> Directions for this task: Copy every line of the entries that includes the word "title".

> Material for this exercise:
—————
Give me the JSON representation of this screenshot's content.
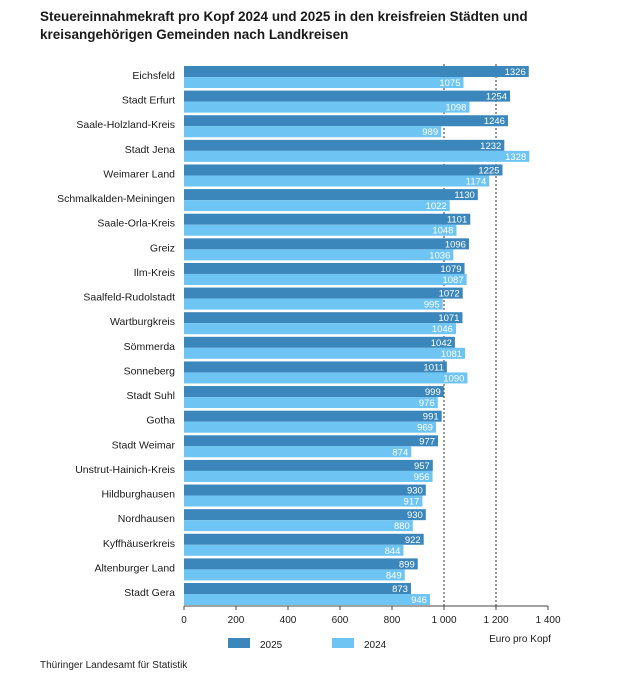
{
  "title": "Steuereinnahmekraft pro Kopf 2024 und 2025 in den kreisfreien Städten und kreisangehörigen Gemeinden nach Landkreisen",
  "source": "Thüringer Landesamt für Statistik",
  "chart_data": {
    "type": "bar",
    "orientation": "horizontal",
    "title": "Steuereinnahmekraft pro Kopf 2024 und 2025 in den kreisfreien Städten und kreisangehörigen Gemeinden nach Landkreisen",
    "xlabel": "Euro pro Kopf",
    "ylabel": "",
    "xlim": [
      0,
      1400
    ],
    "xticks": [
      0,
      200,
      400,
      600,
      800,
      1000,
      1200,
      1400
    ],
    "xtick_labels": [
      "0",
      "200",
      "400",
      "600",
      "800",
      "1 000",
      "1 200",
      "1 400"
    ],
    "reference_lines": [
      1000,
      1200
    ],
    "grid": false,
    "legend_position": "bottom",
    "categories": [
      "Eichsfeld",
      "Stadt Erfurt",
      "Saale-Holzland-Kreis",
      "Stadt Jena",
      "Weimarer Land",
      "Schmalkalden-Meiningen",
      "Saale-Orla-Kreis",
      "Greiz",
      "Ilm-Kreis",
      "Saalfeld-Rudolstadt",
      "Wartburgkreis",
      "Sömmerda",
      "Sonneberg",
      "Stadt Suhl",
      "Gotha",
      "Stadt Weimar",
      "Unstrut-Hainich-Kreis",
      "Hildburghausen",
      "Nordhausen",
      "Kyffhäuserkreis",
      "Altenburger Land",
      "Stadt Gera"
    ],
    "series": [
      {
        "name": "2025",
        "color": "#3b86ba",
        "values": [
          1326,
          1254,
          1246,
          1232,
          1225,
          1130,
          1101,
          1096,
          1079,
          1072,
          1071,
          1042,
          1011,
          999,
          991,
          977,
          957,
          930,
          930,
          922,
          899,
          873
        ]
      },
      {
        "name": "2024",
        "color": "#6ec4f2",
        "values": [
          1075,
          1098,
          989,
          1328,
          1174,
          1022,
          1048,
          1036,
          1087,
          995,
          1046,
          1081,
          1090,
          976,
          969,
          874,
          956,
          917,
          880,
          844,
          849,
          946
        ]
      }
    ]
  }
}
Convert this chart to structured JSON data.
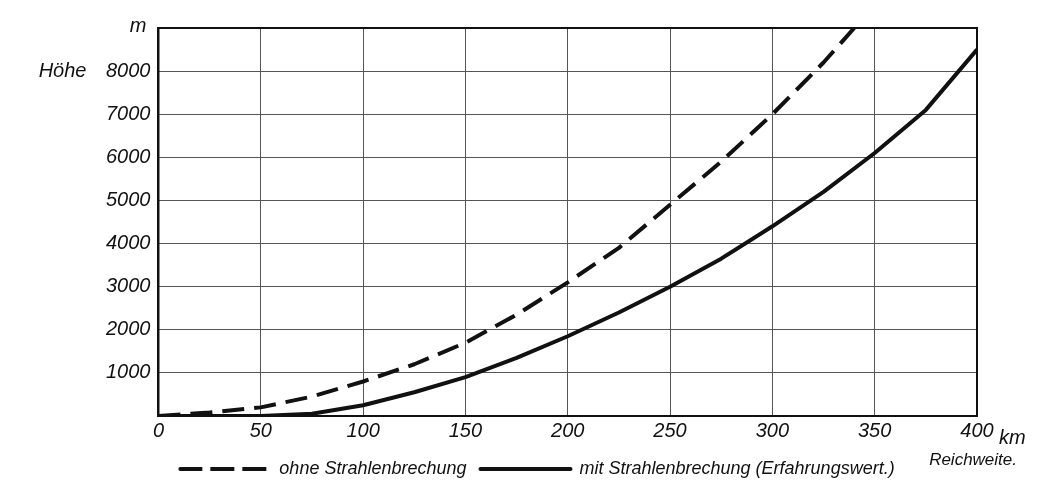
{
  "chart_data": {
    "type": "line",
    "xlabel": "Reichweite.",
    "ylabel": "Höhe",
    "annotations": [
      "m",
      "km"
    ],
    "xlim": [
      0,
      400
    ],
    "xticks": [
      0,
      50,
      100,
      150,
      200,
      250,
      300,
      350,
      400
    ],
    "ylim": [
      0,
      9000
    ],
    "yticks": [
      {
        "value": 0,
        "label": null
      },
      1000,
      2000,
      3000,
      4000,
      5000,
      6000,
      7000,
      8000,
      {
        "value": 9000,
        "label": null
      }
    ],
    "grid": true,
    "legend": "bottom",
    "marker": "none",
    "series": [
      {
        "name": "ohne Strahlenbrechung",
        "color": "#111111",
        "line_style": "dashed",
        "x": [
          0,
          25,
          50,
          75,
          100,
          125,
          150,
          175,
          200,
          225,
          250,
          275,
          300,
          325,
          340
        ],
        "values": [
          0,
          80,
          200,
          450,
          800,
          1200,
          1700,
          2350,
          3100,
          3900,
          4900,
          5900,
          7000,
          8200,
          9000
        ]
      },
      {
        "name": "mit Strahlenbrechung (Erfahrungswert.)",
        "color": "#111111",
        "line_style": "solid",
        "x": [
          0,
          25,
          50,
          75,
          100,
          125,
          150,
          175,
          200,
          225,
          250,
          275,
          300,
          325,
          350,
          375,
          400
        ],
        "values": [
          0,
          0,
          0,
          50,
          250,
          550,
          900,
          1350,
          1850,
          2400,
          3000,
          3650,
          4400,
          5200,
          6100,
          7100,
          8500
        ]
      }
    ]
  }
}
—————
> Task answer:
  "title": "Steuereinnahmekraft pro Kopf 2024 und 2025 in den kreisfreien Städten und kreisangehörigen Gemeinden nach Landkreisen",
    "title": "Steuereinnahmekraft pro Kopf 2024 und 2025 in den kreisfreien Städten und kreisangehörigen Gemeinden nach Landkreisen",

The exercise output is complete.